──────── Entries provided

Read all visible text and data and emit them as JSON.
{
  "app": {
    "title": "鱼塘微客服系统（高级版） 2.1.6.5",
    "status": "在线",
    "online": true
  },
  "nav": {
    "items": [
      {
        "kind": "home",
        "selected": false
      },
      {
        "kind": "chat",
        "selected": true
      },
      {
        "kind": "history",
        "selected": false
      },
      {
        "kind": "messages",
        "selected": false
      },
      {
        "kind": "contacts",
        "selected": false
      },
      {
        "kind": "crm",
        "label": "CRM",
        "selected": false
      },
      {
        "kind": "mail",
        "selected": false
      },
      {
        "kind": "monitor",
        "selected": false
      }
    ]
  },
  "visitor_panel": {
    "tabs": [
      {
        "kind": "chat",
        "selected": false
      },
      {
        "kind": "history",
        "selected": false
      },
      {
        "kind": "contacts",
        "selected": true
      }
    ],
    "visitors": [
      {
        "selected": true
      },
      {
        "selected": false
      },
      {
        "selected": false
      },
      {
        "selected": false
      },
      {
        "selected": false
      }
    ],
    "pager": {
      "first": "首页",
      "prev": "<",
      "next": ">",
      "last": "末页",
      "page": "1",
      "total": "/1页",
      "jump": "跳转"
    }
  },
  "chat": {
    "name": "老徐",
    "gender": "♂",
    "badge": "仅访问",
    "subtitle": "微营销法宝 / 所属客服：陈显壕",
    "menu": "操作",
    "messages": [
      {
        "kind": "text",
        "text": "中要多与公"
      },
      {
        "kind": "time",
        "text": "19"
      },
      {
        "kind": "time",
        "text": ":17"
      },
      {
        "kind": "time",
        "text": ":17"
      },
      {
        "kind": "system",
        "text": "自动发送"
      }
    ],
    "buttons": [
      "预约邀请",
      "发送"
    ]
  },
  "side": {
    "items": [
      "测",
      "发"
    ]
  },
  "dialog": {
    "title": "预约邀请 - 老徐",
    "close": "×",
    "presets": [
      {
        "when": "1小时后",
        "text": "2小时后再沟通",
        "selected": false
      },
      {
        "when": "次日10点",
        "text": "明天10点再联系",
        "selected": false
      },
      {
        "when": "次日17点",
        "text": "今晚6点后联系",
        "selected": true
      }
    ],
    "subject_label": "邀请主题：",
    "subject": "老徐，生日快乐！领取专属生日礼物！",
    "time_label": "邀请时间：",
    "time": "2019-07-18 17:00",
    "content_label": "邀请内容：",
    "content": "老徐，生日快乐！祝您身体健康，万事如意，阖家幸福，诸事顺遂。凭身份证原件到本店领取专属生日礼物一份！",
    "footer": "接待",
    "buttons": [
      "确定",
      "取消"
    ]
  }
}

────────────────

# Task requirements:
Write out every record, exactly as written.

# Complete response:
Read all visible text and data and emit them as JSON.
{
  "app": {
    "title": "鱼塘微客服系统（高级版） 2.1.6.5",
    "status": "在线",
    "online": true
  },
  "nav": {
    "items": [
      {
        "kind": "home",
        "selected": false
      },
      {
        "kind": "chat",
        "selected": true
      },
      {
        "kind": "history",
        "selected": false
      },
      {
        "kind": "messages",
        "selected": false
      },
      {
        "kind": "contacts",
        "selected": false
      },
      {
        "kind": "crm",
        "label": "CRM",
        "selected": false
      },
      {
        "kind": "mail",
        "selected": false
      },
      {
        "kind": "monitor",
        "selected": false
      }
    ]
  },
  "visitor_panel": {
    "tabs": [
      {
        "kind": "chat",
        "selected": false
      },
      {
        "kind": "history",
        "selected": false
      },
      {
        "kind": "contacts",
        "selected": true
      }
    ],
    "visitors": [
      {
        "selected": true
      },
      {
        "selected": false
      },
      {
        "selected": false
      },
      {
        "selected": false
      },
      {
        "selected": false
      }
    ],
    "pager": {
      "first": "首页",
      "prev": "<",
      "next": ">",
      "last": "末页",
      "page": "1",
      "total": "/1页",
      "jump": "跳转"
    }
  },
  "chat": {
    "name": "老徐",
    "gender": "♂",
    "badge": "仅访问",
    "subtitle": "微营销法宝 / 所属客服：陈显壕",
    "menu": "操作",
    "messages": [
      {
        "kind": "text",
        "text": "中要多与公"
      },
      {
        "kind": "time",
        "text": "19"
      },
      {
        "kind": "time",
        "text": ":17"
      },
      {
        "kind": "time",
        "text": ":17"
      },
      {
        "kind": "system",
        "text": "自动发送"
      }
    ],
    "buttons": [
      "预约邀请",
      "发送"
    ]
  },
  "side": {
    "items": [
      "测",
      "发"
    ]
  },
  "dialog": {
    "title": "预约邀请 - 老徐",
    "close": "×",
    "presets": [
      {
        "when": "1小时后",
        "text": "2小时后再沟通",
        "selected": false
      },
      {
        "when": "次日10点",
        "text": "明天10点再联系",
        "selected": false
      },
      {
        "when": "次日17点",
        "text": "今晚6点后联系",
        "selected": true
      }
    ],
    "subject_label": "邀请主题：",
    "subject": "老徐，生日快乐！领取专属生日礼物！",
    "time_label": "邀请时间：",
    "time": "2019-07-18 17:00",
    "content_label": "邀请内容：",
    "content": "老徐，生日快乐！祝您身体健康，万事如意，阖家幸福，诸事顺遂。凭身份证原件到本店领取专属生日礼物一份！",
    "footer": "接待",
    "buttons": [
      "确定",
      "取消"
    ]
  }
}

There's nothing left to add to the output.